* Start Provided entries *
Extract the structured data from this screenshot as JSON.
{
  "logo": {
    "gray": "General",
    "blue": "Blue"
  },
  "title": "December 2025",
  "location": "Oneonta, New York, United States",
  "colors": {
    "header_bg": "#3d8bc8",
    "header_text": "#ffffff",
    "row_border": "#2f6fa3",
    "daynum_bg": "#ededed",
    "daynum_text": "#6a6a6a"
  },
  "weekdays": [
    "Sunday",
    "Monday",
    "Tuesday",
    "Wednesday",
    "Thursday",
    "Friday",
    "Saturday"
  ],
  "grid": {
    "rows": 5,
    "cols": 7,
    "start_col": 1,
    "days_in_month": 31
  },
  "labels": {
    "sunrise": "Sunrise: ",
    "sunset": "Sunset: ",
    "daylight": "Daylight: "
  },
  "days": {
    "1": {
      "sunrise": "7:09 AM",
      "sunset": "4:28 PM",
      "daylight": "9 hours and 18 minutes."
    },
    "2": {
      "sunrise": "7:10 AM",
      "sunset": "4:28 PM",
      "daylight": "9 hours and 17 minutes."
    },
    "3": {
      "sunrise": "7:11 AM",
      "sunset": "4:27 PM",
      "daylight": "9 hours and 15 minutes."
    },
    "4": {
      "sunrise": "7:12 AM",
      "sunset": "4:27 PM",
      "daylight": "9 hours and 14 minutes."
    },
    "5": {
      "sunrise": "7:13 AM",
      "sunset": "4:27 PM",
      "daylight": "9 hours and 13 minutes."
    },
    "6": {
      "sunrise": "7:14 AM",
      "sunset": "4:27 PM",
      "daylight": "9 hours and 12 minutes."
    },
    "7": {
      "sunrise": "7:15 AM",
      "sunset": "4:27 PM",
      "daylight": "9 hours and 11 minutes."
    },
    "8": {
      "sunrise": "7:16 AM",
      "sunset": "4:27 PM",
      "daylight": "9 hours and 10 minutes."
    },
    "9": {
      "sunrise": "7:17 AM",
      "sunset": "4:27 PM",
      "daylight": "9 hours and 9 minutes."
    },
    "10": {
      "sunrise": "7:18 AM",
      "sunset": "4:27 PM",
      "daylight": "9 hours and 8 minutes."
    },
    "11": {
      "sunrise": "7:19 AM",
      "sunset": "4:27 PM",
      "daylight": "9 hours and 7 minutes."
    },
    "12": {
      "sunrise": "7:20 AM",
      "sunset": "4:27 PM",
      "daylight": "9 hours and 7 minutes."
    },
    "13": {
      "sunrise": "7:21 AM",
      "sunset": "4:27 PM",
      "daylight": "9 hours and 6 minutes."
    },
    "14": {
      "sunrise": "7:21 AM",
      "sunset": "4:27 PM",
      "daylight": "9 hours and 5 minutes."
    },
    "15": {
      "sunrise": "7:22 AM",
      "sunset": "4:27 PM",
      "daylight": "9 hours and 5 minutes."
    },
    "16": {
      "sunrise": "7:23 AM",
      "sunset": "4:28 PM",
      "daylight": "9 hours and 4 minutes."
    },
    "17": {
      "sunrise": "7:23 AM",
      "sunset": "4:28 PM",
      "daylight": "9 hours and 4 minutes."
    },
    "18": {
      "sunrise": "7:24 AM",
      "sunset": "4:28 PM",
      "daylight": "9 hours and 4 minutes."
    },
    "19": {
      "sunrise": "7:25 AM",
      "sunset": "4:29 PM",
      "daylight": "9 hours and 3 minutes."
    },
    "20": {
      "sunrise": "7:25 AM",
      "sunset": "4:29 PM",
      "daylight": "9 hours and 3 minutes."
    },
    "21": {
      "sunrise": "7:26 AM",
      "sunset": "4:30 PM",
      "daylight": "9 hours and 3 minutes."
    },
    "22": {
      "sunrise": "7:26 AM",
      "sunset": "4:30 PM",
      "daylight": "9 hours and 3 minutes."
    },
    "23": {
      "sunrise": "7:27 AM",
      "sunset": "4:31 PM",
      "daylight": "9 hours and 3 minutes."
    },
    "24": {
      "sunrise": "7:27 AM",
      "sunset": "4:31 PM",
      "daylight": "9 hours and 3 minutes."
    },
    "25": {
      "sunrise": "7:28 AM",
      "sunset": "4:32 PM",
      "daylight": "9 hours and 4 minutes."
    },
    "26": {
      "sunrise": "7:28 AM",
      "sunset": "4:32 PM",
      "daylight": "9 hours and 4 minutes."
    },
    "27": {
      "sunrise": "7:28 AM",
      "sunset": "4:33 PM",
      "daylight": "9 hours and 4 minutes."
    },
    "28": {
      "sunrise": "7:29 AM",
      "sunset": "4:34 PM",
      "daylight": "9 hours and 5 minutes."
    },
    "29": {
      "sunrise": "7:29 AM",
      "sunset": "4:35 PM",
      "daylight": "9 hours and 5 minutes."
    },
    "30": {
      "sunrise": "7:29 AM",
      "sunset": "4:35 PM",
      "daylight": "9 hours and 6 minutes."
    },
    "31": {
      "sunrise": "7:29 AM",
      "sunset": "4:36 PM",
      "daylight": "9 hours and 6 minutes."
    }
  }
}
* End Provided entries *
■ **Work to be completed**
The records above should be repeated in full, exactly as given.

■ **Finished answer**
Extract the structured data from this screenshot as JSON.
{
  "logo": {
    "gray": "General",
    "blue": "Blue"
  },
  "title": "December 2025",
  "location": "Oneonta, New York, United States",
  "colors": {
    "header_bg": "#3d8bc8",
    "header_text": "#ffffff",
    "row_border": "#2f6fa3",
    "daynum_bg": "#ededed",
    "daynum_text": "#6a6a6a"
  },
  "weekdays": [
    "Sunday",
    "Monday",
    "Tuesday",
    "Wednesday",
    "Thursday",
    "Friday",
    "Saturday"
  ],
  "grid": {
    "rows": 5,
    "cols": 7,
    "start_col": 1,
    "days_in_month": 31
  },
  "labels": {
    "sunrise": "Sunrise: ",
    "sunset": "Sunset: ",
    "daylight": "Daylight: "
  },
  "days": {
    "1": {
      "sunrise": "7:09 AM",
      "sunset": "4:28 PM",
      "daylight": "9 hours and 18 minutes."
    },
    "2": {
      "sunrise": "7:10 AM",
      "sunset": "4:28 PM",
      "daylight": "9 hours and 17 minutes."
    },
    "3": {
      "sunrise": "7:11 AM",
      "sunset": "4:27 PM",
      "daylight": "9 hours and 15 minutes."
    },
    "4": {
      "sunrise": "7:12 AM",
      "sunset": "4:27 PM",
      "daylight": "9 hours and 14 minutes."
    },
    "5": {
      "sunrise": "7:13 AM",
      "sunset": "4:27 PM",
      "daylight": "9 hours and 13 minutes."
    },
    "6": {
      "sunrise": "7:14 AM",
      "sunset": "4:27 PM",
      "daylight": "9 hours and 12 minutes."
    },
    "7": {
      "sunrise": "7:15 AM",
      "sunset": "4:27 PM",
      "daylight": "9 hours and 11 minutes."
    },
    "8": {
      "sunrise": "7:16 AM",
      "sunset": "4:27 PM",
      "daylight": "9 hours and 10 minutes."
    },
    "9": {
      "sunrise": "7:17 AM",
      "sunset": "4:27 PM",
      "daylight": "9 hours and 9 minutes."
    },
    "10": {
      "sunrise": "7:18 AM",
      "sunset": "4:27 PM",
      "daylight": "9 hours and 8 minutes."
    },
    "11": {
      "sunrise": "7:19 AM",
      "sunset": "4:27 PM",
      "daylight": "9 hours and 7 minutes."
    },
    "12": {
      "sunrise": "7:20 AM",
      "sunset": "4:27 PM",
      "daylight": "9 hours and 7 minutes."
    },
    "13": {
      "sunrise": "7:21 AM",
      "sunset": "4:27 PM",
      "daylight": "9 hours and 6 minutes."
    },
    "14": {
      "sunrise": "7:21 AM",
      "sunset": "4:27 PM",
      "daylight": "9 hours and 5 minutes."
    },
    "15": {
      "sunrise": "7:22 AM",
      "sunset": "4:27 PM",
      "daylight": "9 hours and 5 minutes."
    },
    "16": {
      "sunrise": "7:23 AM",
      "sunset": "4:28 PM",
      "daylight": "9 hours and 4 minutes."
    },
    "17": {
      "sunrise": "7:23 AM",
      "sunset": "4:28 PM",
      "daylight": "9 hours and 4 minutes."
    },
    "18": {
      "sunrise": "7:24 AM",
      "sunset": "4:28 PM",
      "daylight": "9 hours and 4 minutes."
    },
    "19": {
      "sunrise": "7:25 AM",
      "sunset": "4:29 PM",
      "daylight": "9 hours and 3 minutes."
    },
    "20": {
      "sunrise": "7:25 AM",
      "sunset": "4:29 PM",
      "daylight": "9 hours and 3 minutes."
    },
    "21": {
      "sunrise": "7:26 AM",
      "sunset": "4:30 PM",
      "daylight": "9 hours and 3 minutes."
    },
    "22": {
      "sunrise": "7:26 AM",
      "sunset": "4:30 PM",
      "daylight": "9 hours and 3 minutes."
    },
    "23": {
      "sunrise": "7:27 AM",
      "sunset": "4:31 PM",
      "daylight": "9 hours and 3 minutes."
    },
    "24": {
      "sunrise": "7:27 AM",
      "sunset": "4:31 PM",
      "daylight": "9 hours and 3 minutes."
    },
    "25": {
      "sunrise": "7:28 AM",
      "sunset": "4:32 PM",
      "daylight": "9 hours and 4 minutes."
    },
    "26": {
      "sunrise": "7:28 AM",
      "sunset": "4:32 PM",
      "daylight": "9 hours and 4 minutes."
    },
    "27": {
      "sunrise": "7:28 AM",
      "sunset": "4:33 PM",
      "daylight": "9 hours and 4 minutes."
    },
    "28": {
      "sunrise": "7:29 AM",
      "sunset": "4:34 PM",
      "daylight": "9 hours and 5 minutes."
    },
    "29": {
      "sunrise": "7:29 AM",
      "sunset": "4:35 PM",
      "daylight": "9 hours and 5 minutes."
    },
    "30": {
      "sunrise": "7:29 AM",
      "sunset": "4:35 PM",
      "daylight": "9 hours and 6 minutes."
    },
    "31": {
      "sunrise": "7:29 AM",
      "sunset": "4:36 PM",
      "daylight": "9 hours and 6 minutes."
    }
  }
}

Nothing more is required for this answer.